> WHAT THIS TASK INVOLVES: Scan the listing below and copy every line holding "text".
%%
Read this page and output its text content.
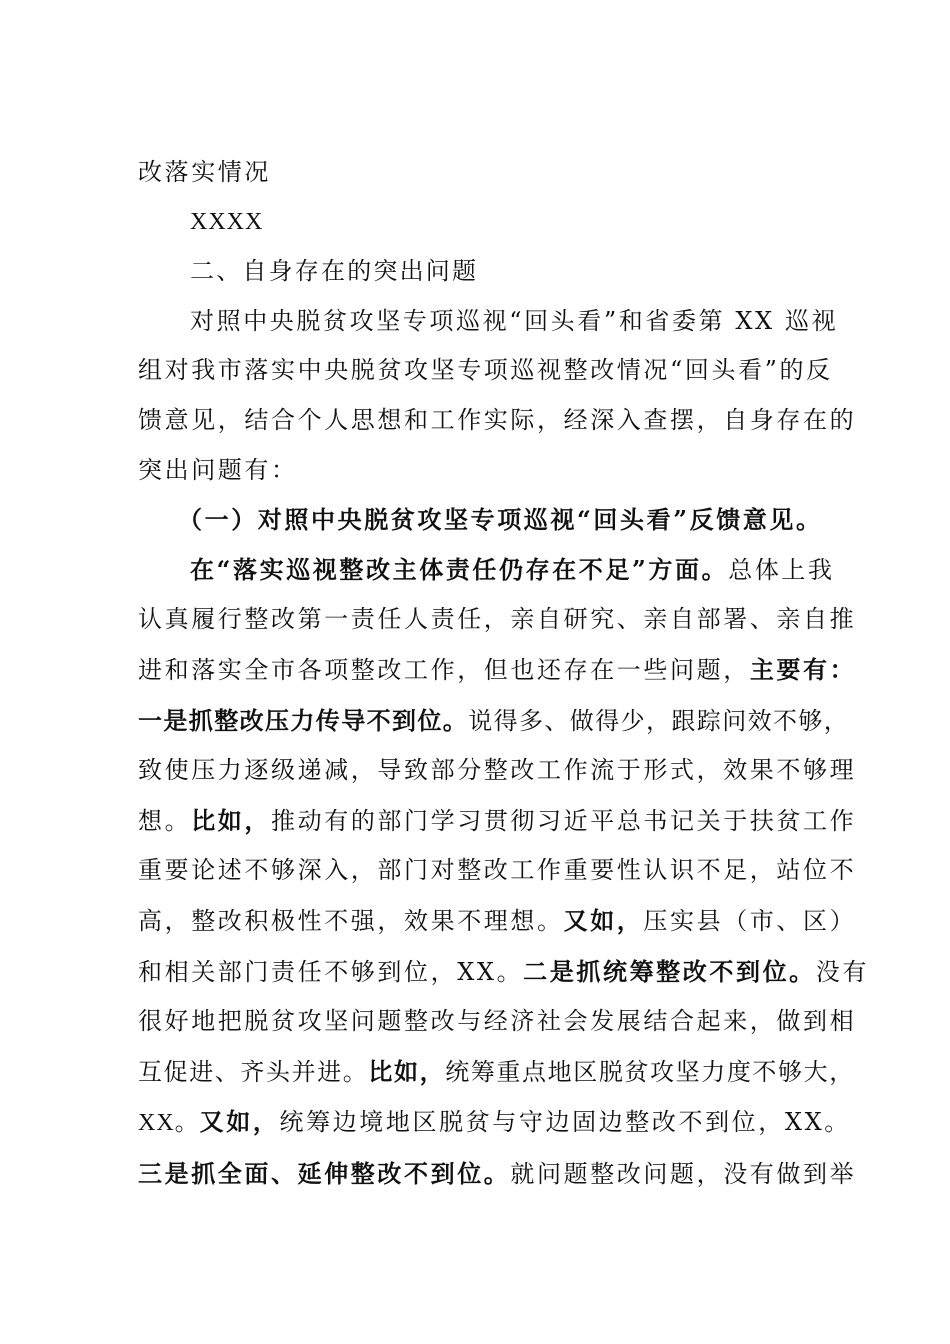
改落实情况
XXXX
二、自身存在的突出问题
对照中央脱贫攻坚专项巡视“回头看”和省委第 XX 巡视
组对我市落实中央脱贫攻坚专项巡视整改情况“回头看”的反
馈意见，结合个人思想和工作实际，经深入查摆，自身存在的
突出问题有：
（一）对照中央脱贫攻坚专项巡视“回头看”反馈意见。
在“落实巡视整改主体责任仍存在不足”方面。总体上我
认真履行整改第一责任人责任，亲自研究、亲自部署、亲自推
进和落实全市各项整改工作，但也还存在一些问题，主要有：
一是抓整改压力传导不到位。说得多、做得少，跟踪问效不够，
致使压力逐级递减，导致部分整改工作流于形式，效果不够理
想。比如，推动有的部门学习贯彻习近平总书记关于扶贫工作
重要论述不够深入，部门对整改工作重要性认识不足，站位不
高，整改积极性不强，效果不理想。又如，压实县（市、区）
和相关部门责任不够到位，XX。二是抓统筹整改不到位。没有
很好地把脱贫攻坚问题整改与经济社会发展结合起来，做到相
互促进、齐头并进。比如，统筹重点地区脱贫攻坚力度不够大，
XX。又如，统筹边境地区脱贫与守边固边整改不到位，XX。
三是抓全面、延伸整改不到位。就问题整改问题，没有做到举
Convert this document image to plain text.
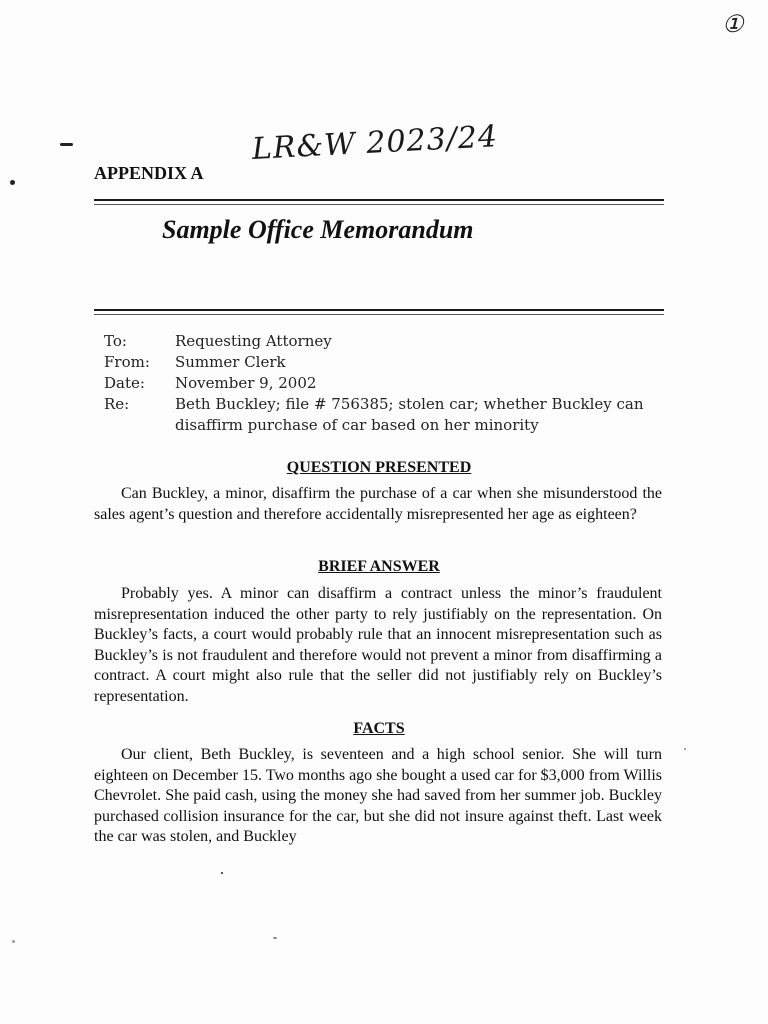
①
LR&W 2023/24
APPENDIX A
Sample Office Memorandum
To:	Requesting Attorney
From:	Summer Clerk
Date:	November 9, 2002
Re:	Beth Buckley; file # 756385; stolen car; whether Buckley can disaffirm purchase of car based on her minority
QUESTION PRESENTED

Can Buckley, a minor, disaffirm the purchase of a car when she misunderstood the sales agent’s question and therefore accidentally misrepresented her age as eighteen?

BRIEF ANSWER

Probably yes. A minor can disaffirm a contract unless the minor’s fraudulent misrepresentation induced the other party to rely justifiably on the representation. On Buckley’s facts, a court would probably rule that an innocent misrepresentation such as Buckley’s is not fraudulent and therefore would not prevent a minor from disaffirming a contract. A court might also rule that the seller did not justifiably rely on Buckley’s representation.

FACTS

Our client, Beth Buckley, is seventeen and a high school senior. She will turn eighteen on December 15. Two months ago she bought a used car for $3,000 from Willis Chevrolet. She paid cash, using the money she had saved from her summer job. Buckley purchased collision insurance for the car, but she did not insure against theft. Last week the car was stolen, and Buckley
%%
> TASK ANSWER:
Read this page and output its text content.
Convert this document image to plain text.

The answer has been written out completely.